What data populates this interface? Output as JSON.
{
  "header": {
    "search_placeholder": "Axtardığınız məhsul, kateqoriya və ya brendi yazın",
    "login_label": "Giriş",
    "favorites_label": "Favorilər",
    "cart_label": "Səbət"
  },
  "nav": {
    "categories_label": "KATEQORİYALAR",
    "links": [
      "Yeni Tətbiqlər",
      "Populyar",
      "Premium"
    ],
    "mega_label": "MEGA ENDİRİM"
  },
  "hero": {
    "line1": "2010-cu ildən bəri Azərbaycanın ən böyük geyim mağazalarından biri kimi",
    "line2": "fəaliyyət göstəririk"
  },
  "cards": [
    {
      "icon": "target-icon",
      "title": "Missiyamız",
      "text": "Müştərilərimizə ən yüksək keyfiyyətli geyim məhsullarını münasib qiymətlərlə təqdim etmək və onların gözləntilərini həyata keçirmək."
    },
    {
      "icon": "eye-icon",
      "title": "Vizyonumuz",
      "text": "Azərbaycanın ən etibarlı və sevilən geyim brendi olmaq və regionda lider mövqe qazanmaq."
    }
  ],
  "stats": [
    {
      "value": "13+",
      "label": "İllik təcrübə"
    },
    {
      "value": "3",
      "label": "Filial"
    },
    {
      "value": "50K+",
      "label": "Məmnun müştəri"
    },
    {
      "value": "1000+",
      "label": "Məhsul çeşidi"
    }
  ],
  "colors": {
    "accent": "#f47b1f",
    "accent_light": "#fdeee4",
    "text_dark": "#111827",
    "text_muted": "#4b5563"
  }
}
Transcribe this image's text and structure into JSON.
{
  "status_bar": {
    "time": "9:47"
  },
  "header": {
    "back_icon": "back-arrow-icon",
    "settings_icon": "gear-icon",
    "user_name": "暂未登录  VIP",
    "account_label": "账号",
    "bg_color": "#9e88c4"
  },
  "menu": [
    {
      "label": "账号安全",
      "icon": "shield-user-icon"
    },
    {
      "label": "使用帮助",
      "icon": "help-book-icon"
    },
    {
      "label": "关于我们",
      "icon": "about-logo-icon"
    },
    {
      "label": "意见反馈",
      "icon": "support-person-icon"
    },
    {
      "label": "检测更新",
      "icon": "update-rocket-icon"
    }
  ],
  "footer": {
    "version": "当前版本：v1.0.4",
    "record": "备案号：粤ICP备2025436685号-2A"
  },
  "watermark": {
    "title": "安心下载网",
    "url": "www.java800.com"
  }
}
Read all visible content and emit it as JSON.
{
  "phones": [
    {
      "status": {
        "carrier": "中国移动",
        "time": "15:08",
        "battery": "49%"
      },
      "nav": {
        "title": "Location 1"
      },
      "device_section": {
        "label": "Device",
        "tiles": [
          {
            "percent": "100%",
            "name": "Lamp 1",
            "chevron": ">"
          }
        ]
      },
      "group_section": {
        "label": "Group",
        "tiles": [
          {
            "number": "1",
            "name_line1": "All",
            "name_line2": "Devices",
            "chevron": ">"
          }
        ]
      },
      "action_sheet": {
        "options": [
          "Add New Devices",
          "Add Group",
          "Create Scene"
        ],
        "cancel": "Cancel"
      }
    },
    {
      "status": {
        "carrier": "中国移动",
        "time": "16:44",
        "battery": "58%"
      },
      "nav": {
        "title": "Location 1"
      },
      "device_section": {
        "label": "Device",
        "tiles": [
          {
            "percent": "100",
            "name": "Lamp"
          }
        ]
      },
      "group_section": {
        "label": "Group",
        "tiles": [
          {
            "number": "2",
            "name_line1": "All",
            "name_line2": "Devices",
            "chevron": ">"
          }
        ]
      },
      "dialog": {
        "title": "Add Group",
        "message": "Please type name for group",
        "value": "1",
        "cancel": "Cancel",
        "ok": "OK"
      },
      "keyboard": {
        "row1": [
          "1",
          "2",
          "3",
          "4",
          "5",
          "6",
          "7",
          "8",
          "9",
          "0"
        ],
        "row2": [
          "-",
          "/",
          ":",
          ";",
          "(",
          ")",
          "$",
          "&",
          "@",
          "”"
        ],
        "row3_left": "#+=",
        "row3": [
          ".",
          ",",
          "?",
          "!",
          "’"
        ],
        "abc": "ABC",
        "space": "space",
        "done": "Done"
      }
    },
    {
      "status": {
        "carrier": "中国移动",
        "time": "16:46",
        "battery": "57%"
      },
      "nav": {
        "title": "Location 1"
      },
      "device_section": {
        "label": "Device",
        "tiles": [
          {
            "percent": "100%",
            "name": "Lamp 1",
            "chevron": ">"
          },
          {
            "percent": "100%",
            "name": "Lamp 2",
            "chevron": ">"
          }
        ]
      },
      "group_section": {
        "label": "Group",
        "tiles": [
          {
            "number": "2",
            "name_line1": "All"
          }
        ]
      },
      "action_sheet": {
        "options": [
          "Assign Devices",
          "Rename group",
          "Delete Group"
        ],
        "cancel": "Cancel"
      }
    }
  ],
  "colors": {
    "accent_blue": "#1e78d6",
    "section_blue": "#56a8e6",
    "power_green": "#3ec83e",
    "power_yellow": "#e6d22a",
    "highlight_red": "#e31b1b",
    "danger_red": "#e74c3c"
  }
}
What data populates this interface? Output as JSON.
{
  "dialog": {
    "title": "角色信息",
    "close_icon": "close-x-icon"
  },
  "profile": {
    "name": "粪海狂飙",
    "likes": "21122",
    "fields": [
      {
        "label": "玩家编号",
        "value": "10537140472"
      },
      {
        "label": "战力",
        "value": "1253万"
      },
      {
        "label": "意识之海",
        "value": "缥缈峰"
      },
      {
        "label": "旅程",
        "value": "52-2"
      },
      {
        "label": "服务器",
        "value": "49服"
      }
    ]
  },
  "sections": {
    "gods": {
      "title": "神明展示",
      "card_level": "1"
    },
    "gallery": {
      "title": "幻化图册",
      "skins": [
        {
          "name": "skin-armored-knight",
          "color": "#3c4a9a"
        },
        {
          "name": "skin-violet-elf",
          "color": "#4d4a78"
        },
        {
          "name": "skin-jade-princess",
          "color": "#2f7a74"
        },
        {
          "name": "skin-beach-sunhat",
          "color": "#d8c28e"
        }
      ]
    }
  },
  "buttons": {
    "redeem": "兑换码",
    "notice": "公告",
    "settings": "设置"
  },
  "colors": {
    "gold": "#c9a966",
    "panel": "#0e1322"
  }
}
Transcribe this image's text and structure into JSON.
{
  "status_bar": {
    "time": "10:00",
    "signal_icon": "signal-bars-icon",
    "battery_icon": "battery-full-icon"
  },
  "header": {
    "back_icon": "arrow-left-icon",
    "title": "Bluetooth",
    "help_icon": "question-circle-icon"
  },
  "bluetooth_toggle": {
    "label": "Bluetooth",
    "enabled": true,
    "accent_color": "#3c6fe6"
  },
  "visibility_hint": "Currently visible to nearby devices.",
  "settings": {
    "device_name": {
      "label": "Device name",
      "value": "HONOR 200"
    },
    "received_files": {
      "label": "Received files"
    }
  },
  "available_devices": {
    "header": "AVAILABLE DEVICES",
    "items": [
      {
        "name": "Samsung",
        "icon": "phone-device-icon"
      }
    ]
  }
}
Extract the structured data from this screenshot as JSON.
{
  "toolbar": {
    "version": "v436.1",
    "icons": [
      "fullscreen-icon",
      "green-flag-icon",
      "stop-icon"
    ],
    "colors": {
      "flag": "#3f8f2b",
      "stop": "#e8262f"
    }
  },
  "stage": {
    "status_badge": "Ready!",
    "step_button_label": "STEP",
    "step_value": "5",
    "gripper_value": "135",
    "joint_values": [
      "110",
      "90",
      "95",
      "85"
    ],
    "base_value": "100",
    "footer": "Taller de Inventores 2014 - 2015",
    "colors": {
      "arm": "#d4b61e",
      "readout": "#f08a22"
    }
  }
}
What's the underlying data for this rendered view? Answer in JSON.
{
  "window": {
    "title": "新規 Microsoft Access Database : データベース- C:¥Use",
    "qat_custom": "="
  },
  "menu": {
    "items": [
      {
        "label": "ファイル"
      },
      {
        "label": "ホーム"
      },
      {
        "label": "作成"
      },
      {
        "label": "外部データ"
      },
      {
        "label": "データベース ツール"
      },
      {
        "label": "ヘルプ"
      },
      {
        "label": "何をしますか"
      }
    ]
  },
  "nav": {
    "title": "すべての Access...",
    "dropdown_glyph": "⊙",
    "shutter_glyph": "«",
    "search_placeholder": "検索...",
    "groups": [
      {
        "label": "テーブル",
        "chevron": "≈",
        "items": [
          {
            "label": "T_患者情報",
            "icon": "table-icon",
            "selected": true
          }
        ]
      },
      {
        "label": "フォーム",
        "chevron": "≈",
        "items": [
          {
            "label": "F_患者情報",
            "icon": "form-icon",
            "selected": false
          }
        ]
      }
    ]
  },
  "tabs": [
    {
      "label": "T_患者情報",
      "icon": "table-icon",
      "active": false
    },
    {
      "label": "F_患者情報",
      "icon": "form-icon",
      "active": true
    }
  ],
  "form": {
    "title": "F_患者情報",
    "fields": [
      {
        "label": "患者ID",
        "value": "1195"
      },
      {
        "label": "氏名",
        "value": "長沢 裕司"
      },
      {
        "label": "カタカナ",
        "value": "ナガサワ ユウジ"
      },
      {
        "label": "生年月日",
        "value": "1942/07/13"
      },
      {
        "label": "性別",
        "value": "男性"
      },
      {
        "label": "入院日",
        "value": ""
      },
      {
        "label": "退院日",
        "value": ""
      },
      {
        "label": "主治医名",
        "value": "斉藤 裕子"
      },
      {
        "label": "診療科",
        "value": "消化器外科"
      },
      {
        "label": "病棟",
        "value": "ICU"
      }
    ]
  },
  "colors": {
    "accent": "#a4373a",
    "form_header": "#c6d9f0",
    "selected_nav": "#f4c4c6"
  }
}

### What you need to do
Find the string "footer" in the listing and return every line that holds it.

### Response
  "footer": {
    "footer": "Taller de Inventores 2014 - 2015",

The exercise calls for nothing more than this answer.